TO BE DONE: Set down, in full, every record in the block.

Collection entries
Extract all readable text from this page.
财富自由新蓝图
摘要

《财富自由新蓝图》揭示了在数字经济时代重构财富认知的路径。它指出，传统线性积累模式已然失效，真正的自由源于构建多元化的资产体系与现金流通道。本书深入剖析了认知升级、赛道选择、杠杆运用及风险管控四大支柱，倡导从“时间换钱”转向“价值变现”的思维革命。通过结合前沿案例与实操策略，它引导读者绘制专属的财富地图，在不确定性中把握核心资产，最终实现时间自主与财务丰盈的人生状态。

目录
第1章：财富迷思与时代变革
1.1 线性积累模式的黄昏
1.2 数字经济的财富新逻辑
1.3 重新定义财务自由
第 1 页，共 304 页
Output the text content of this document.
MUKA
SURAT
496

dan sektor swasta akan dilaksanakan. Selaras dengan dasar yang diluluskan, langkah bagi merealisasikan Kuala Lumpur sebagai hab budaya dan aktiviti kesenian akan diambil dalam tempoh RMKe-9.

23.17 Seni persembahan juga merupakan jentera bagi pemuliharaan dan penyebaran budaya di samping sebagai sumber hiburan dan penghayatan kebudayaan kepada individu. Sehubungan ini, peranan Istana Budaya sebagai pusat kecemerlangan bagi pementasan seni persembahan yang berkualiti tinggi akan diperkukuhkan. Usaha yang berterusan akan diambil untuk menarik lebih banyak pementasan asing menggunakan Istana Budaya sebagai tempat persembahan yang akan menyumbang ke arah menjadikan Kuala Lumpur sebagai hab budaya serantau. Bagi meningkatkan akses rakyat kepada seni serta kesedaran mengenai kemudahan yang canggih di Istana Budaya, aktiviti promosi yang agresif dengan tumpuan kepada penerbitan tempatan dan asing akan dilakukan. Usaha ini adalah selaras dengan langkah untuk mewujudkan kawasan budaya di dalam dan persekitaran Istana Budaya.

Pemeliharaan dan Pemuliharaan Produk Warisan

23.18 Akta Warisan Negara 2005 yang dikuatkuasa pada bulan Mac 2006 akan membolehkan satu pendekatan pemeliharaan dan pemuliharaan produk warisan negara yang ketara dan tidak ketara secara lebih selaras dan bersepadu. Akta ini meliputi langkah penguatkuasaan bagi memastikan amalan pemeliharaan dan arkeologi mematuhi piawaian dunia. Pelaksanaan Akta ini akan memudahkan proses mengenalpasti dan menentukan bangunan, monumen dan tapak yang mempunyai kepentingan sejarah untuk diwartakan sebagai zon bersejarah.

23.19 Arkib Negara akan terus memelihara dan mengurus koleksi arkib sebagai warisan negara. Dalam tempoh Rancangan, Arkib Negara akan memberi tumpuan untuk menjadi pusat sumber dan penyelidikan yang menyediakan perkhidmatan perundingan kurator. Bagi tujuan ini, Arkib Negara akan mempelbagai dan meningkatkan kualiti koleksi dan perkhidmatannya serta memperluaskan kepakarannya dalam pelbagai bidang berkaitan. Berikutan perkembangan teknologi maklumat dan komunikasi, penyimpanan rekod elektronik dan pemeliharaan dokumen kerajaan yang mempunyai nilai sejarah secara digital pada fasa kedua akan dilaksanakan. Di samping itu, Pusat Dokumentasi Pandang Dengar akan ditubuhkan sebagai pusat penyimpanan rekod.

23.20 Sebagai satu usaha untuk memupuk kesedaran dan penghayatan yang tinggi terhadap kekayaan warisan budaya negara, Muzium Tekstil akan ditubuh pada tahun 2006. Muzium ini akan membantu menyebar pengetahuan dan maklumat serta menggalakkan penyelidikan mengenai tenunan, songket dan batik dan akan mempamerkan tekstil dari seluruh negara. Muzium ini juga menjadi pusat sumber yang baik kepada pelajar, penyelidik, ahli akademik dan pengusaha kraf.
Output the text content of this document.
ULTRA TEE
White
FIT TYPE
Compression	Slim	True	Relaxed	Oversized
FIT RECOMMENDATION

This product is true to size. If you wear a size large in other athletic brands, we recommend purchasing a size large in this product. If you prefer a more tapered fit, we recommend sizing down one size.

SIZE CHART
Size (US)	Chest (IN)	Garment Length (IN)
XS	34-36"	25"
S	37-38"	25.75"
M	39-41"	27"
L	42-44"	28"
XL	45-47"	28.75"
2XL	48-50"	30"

RESULT OF THIS TASK:
Extract all readable text from this page.
财富自由新蓝图
摘要

《财富自由新蓝图》揭示了在数字经济时代重构财富认知的路径。它指出，传统线性积累模式已然失效，真正的自由源于构建多元化的资产体系与现金流通道。本书深入剖析了认知升级、赛道选择、杠杆运用及风险管控四大支柱，倡导从“时间换钱”转向“价值变现”的思维革命。通过结合前沿案例与实操策略，它引导读者绘制专属的财富地图，在不确定性中把握核心资产，最终实现时间自主与财务丰盈的人生状态。

目录
第1章：财富迷思与时代变革
1.1 线性积累模式的黄昏
1.2 数字经济的财富新逻辑
1.3 重新定义财务自由
第 1 页，共 304 页
Output the text content of this document.
MUKA
SURAT
496

dan sektor swasta akan dilaksanakan. Selaras dengan dasar yang diluluskan, langkah bagi merealisasikan Kuala Lumpur sebagai hab budaya dan aktiviti kesenian akan diambil dalam tempoh RMKe-9.

23.17 Seni persembahan juga merupakan jentera bagi pemuliharaan dan penyebaran budaya di samping sebagai sumber hiburan dan penghayatan kebudayaan kepada individu. Sehubungan ini, peranan Istana Budaya sebagai pusat kecemerlangan bagi pementasan seni persembahan yang berkualiti tinggi akan diperkukuhkan. Usaha yang berterusan akan diambil untuk menarik lebih banyak pementasan asing menggunakan Istana Budaya sebagai tempat persembahan yang akan menyumbang ke arah menjadikan Kuala Lumpur sebagai hab budaya serantau. Bagi meningkatkan akses rakyat kepada seni serta kesedaran mengenai kemudahan yang canggih di Istana Budaya, aktiviti promosi yang agresif dengan tumpuan kepada penerbitan tempatan dan asing akan dilakukan. Usaha ini adalah selaras dengan langkah untuk mewujudkan kawasan budaya di dalam dan persekitaran Istana Budaya.

Pemeliharaan dan Pemuliharaan Produk Warisan

23.18 Akta Warisan Negara 2005 yang dikuatkuasa pada bulan Mac 2006 akan membolehkan satu pendekatan pemeliharaan dan pemuliharaan produk warisan negara yang ketara dan tidak ketara secara lebih selaras dan bersepadu. Akta ini meliputi langkah penguatkuasaan bagi memastikan amalan pemeliharaan dan arkeologi mematuhi piawaian dunia. Pelaksanaan Akta ini akan memudahkan proses mengenalpasti dan menentukan bangunan, monumen dan tapak yang mempunyai kepentingan sejarah untuk diwartakan sebagai zon bersejarah.

23.19 Arkib Negara akan terus memelihara dan mengurus koleksi arkib sebagai warisan negara. Dalam tempoh Rancangan, Arkib Negara akan memberi tumpuan untuk menjadi pusat sumber dan penyelidikan yang menyediakan perkhidmatan perundingan kurator. Bagi tujuan ini, Arkib Negara akan mempelbagai dan meningkatkan kualiti koleksi dan perkhidmatannya serta memperluaskan kepakarannya dalam pelbagai bidang berkaitan. Berikutan perkembangan teknologi maklumat dan komunikasi, penyimpanan rekod elektronik dan pemeliharaan dokumen kerajaan yang mempunyai nilai sejarah secara digital pada fasa kedua akan dilaksanakan. Di samping itu, Pusat Dokumentasi Pandang Dengar akan ditubuhkan sebagai pusat penyimpanan rekod.

23.20 Sebagai satu usaha untuk memupuk kesedaran dan penghayatan yang tinggi terhadap kekayaan warisan budaya negara, Muzium Tekstil akan ditubuh pada tahun 2006. Muzium ini akan membantu menyebar pengetahuan dan maklumat serta menggalakkan penyelidikan mengenai tenunan, songket dan batik dan akan mempamerkan tekstil dari seluruh negara. Muzium ini juga menjadi pusat sumber yang baik kepada pelajar, penyelidik, ahli akademik dan pengusaha kraf.
Output the text content of this document.
ULTRA TEE
White
FIT TYPE
Compression	Slim	True	Relaxed	Oversized
FIT RECOMMENDATION

This product is true to size. If you wear a size large in other athletic brands, we recommend purchasing a size large in this product. If you prefer a more tapered fit, we recommend sizing down one size.

SIZE CHART
Size (US)	Chest (IN)	Garment Length (IN)
XS	34-36"	25"
S	37-38"	25.75"
M	39-41"	27"
L	42-44"	28"
XL	45-47"	28.75"
2XL	48-50"	30"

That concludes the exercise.